→ **Lines of data**:
— START —
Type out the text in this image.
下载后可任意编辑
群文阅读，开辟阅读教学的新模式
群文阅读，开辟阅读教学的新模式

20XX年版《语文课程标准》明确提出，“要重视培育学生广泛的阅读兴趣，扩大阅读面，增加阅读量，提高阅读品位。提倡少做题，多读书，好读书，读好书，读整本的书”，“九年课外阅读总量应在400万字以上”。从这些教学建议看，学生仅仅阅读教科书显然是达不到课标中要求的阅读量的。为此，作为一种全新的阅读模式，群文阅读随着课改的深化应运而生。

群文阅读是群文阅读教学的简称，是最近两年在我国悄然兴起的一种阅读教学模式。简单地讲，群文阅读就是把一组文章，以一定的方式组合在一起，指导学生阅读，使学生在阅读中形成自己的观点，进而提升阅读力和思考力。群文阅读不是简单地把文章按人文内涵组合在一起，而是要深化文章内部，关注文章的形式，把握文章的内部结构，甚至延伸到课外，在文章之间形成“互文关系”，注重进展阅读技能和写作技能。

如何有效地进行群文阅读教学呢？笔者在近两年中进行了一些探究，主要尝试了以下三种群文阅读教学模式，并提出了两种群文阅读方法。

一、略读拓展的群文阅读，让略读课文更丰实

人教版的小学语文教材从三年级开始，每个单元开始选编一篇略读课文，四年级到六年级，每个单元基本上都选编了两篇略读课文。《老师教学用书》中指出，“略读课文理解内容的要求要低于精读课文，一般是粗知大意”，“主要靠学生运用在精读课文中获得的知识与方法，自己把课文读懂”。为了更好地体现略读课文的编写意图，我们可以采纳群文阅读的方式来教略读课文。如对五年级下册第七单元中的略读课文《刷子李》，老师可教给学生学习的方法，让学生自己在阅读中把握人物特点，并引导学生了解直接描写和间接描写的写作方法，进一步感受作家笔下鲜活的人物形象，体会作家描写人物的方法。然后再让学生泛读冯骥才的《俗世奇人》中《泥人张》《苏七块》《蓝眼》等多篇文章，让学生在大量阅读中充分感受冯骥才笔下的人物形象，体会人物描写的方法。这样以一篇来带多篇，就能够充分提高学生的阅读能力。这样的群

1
— END —
— START —
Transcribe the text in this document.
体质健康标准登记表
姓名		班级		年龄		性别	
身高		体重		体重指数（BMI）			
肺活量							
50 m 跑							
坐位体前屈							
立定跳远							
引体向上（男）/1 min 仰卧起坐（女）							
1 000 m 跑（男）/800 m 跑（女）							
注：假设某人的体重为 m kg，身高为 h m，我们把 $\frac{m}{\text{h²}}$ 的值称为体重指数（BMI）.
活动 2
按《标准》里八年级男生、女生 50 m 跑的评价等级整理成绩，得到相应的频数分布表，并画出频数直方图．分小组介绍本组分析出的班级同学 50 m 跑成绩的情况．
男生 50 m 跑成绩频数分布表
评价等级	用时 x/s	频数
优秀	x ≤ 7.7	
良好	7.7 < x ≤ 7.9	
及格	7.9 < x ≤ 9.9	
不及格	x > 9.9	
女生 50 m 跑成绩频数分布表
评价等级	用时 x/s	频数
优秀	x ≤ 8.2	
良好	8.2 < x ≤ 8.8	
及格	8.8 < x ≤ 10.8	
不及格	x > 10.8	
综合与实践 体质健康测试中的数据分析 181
— END —
→ **Problem to work on**: Count every line above that holds the word "this", and state the number and nothing more.

→ **Answer to the exercise**: 2